> Task instructions
Give all the lines below again, exactly, with no pictures.

[Dataset records on visual material]
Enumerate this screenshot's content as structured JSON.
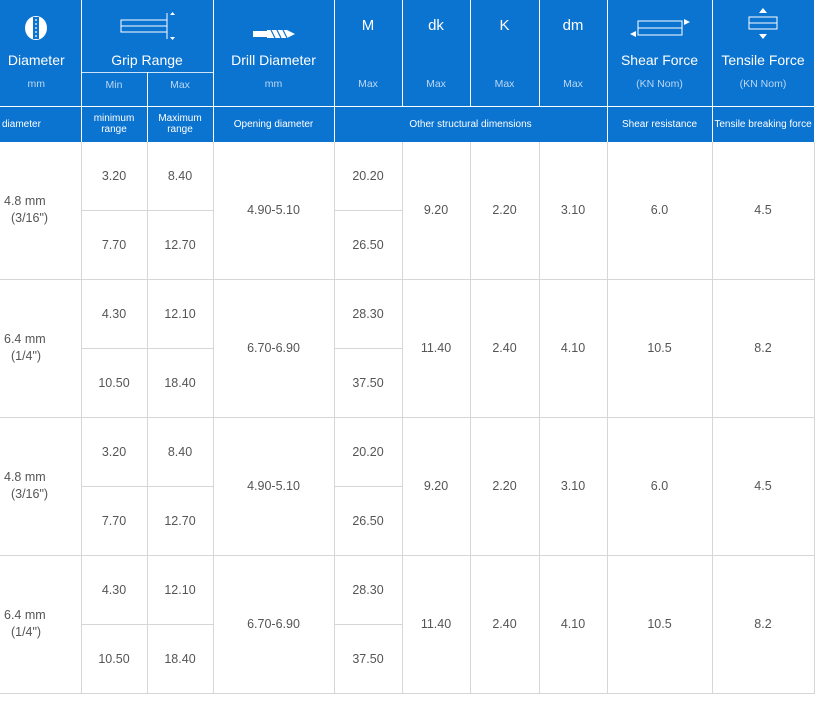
{
  "headers": {
    "diameter": "Diameter",
    "grip_range": "Grip Range",
    "drill_diameter": "Drill Diameter",
    "m": "M",
    "dk": "dk",
    "k": "K",
    "dm": "dm",
    "shear_force": "Shear Force",
    "tensile_force": "Tensile Force"
  },
  "units": {
    "diameter": "mm",
    "grip_min": "Min",
    "grip_max": "Max",
    "drill": "mm",
    "m": "Max",
    "dk": "Max",
    "k": "Max",
    "dm": "Max",
    "shear": "(KN Nom)",
    "tensile": "(KN Nom)"
  },
  "descriptions": {
    "diameter": "diameter",
    "grip_min": "minimum range",
    "grip_max": "Maximum range",
    "drill": "Opening diameter",
    "structural": "Other structural dimensions",
    "shear": "Shear resistance",
    "tensile": "Tensile breaking force"
  },
  "icons": {
    "diameter": "rivet-head-icon",
    "grip": "grip-range-icon",
    "drill": "drill-bit-icon",
    "shear": "shear-arrow-icon",
    "tensile": "tensile-arrow-icon"
  },
  "colors": {
    "header_bg": "#0b73d0",
    "text": "#555555"
  },
  "groups": [
    {
      "diameter_line1": "4.8 mm",
      "diameter_line2": "(3/16\")",
      "rows": [
        {
          "grip_min": "3.20",
          "grip_max": "8.40",
          "m": "20.20"
        },
        {
          "grip_min": "7.70",
          "grip_max": "12.70",
          "m": "26.50"
        }
      ],
      "drill": "4.90-5.10",
      "dk": "9.20",
      "k": "2.20",
      "dm": "3.10",
      "shear": "6.0",
      "tensile": "4.5"
    },
    {
      "diameter_line1": "6.4 mm",
      "diameter_line2": "(1/4\")",
      "rows": [
        {
          "grip_min": "4.30",
          "grip_max": "12.10",
          "m": "28.30"
        },
        {
          "grip_min": "10.50",
          "grip_max": "18.40",
          "m": "37.50"
        }
      ],
      "drill": "6.70-6.90",
      "dk": "11.40",
      "k": "2.40",
      "dm": "4.10",
      "shear": "10.5",
      "tensile": "8.2"
    },
    {
      "diameter_line1": "4.8 mm",
      "diameter_line2": "(3/16\")",
      "rows": [
        {
          "grip_min": "3.20",
          "grip_max": "8.40",
          "m": "20.20"
        },
        {
          "grip_min": "7.70",
          "grip_max": "12.70",
          "m": "26.50"
        }
      ],
      "drill": "4.90-5.10",
      "dk": "9.20",
      "k": "2.20",
      "dm": "3.10",
      "shear": "6.0",
      "tensile": "4.5"
    },
    {
      "diameter_line1": "6.4 mm",
      "diameter_line2": "(1/4\")",
      "rows": [
        {
          "grip_min": "4.30",
          "grip_max": "12.10",
          "m": "28.30"
        },
        {
          "grip_min": "10.50",
          "grip_max": "18.40",
          "m": "37.50"
        }
      ],
      "drill": "6.70-6.90",
      "dk": "11.40",
      "k": "2.40",
      "dm": "4.10",
      "shear": "10.5",
      "tensile": "8.2"
    }
  ]
}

> Problem solution
Enumerate this screenshot's content as structured JSON.
{
  "headers": {
    "diameter": "Diameter",
    "grip_range": "Grip Range",
    "drill_diameter": "Drill Diameter",
    "m": "M",
    "dk": "dk",
    "k": "K",
    "dm": "dm",
    "shear_force": "Shear Force",
    "tensile_force": "Tensile Force"
  },
  "units": {
    "diameter": "mm",
    "grip_min": "Min",
    "grip_max": "Max",
    "drill": "mm",
    "m": "Max",
    "dk": "Max",
    "k": "Max",
    "dm": "Max",
    "shear": "(KN Nom)",
    "tensile": "(KN Nom)"
  },
  "descriptions": {
    "diameter": "diameter",
    "grip_min": "minimum range",
    "grip_max": "Maximum range",
    "drill": "Opening diameter",
    "structural": "Other structural dimensions",
    "shear": "Shear resistance",
    "tensile": "Tensile breaking force"
  },
  "icons": {
    "diameter": "rivet-head-icon",
    "grip": "grip-range-icon",
    "drill": "drill-bit-icon",
    "shear": "shear-arrow-icon",
    "tensile": "tensile-arrow-icon"
  },
  "colors": {
    "header_bg": "#0b73d0",
    "text": "#555555"
  },
  "groups": [
    {
      "diameter_line1": "4.8 mm",
      "diameter_line2": "(3/16\")",
      "rows": [
        {
          "grip_min": "3.20",
          "grip_max": "8.40",
          "m": "20.20"
        },
        {
          "grip_min": "7.70",
          "grip_max": "12.70",
          "m": "26.50"
        }
      ],
      "drill": "4.90-5.10",
      "dk": "9.20",
      "k": "2.20",
      "dm": "3.10",
      "shear": "6.0",
      "tensile": "4.5"
    },
    {
      "diameter_line1": "6.4 mm",
      "diameter_line2": "(1/4\")",
      "rows": [
        {
          "grip_min": "4.30",
          "grip_max": "12.10",
          "m": "28.30"
        },
        {
          "grip_min": "10.50",
          "grip_max": "18.40",
          "m": "37.50"
        }
      ],
      "drill": "6.70-6.90",
      "dk": "11.40",
      "k": "2.40",
      "dm": "4.10",
      "shear": "10.5",
      "tensile": "8.2"
    },
    {
      "diameter_line1": "4.8 mm",
      "diameter_line2": "(3/16\")",
      "rows": [
        {
          "grip_min": "3.20",
          "grip_max": "8.40",
          "m": "20.20"
        },
        {
          "grip_min": "7.70",
          "grip_max": "12.70",
          "m": "26.50"
        }
      ],
      "drill": "4.90-5.10",
      "dk": "9.20",
      "k": "2.20",
      "dm": "3.10",
      "shear": "6.0",
      "tensile": "4.5"
    },
    {
      "diameter_line1": "6.4 mm",
      "diameter_line2": "(1/4\")",
      "rows": [
        {
          "grip_min": "4.30",
          "grip_max": "12.10",
          "m": "28.30"
        },
        {
          "grip_min": "10.50",
          "grip_max": "18.40",
          "m": "37.50"
        }
      ],
      "drill": "6.70-6.90",
      "dk": "11.40",
      "k": "2.40",
      "dm": "4.10",
      "shear": "10.5",
      "tensile": "8.2"
    }
  ]
}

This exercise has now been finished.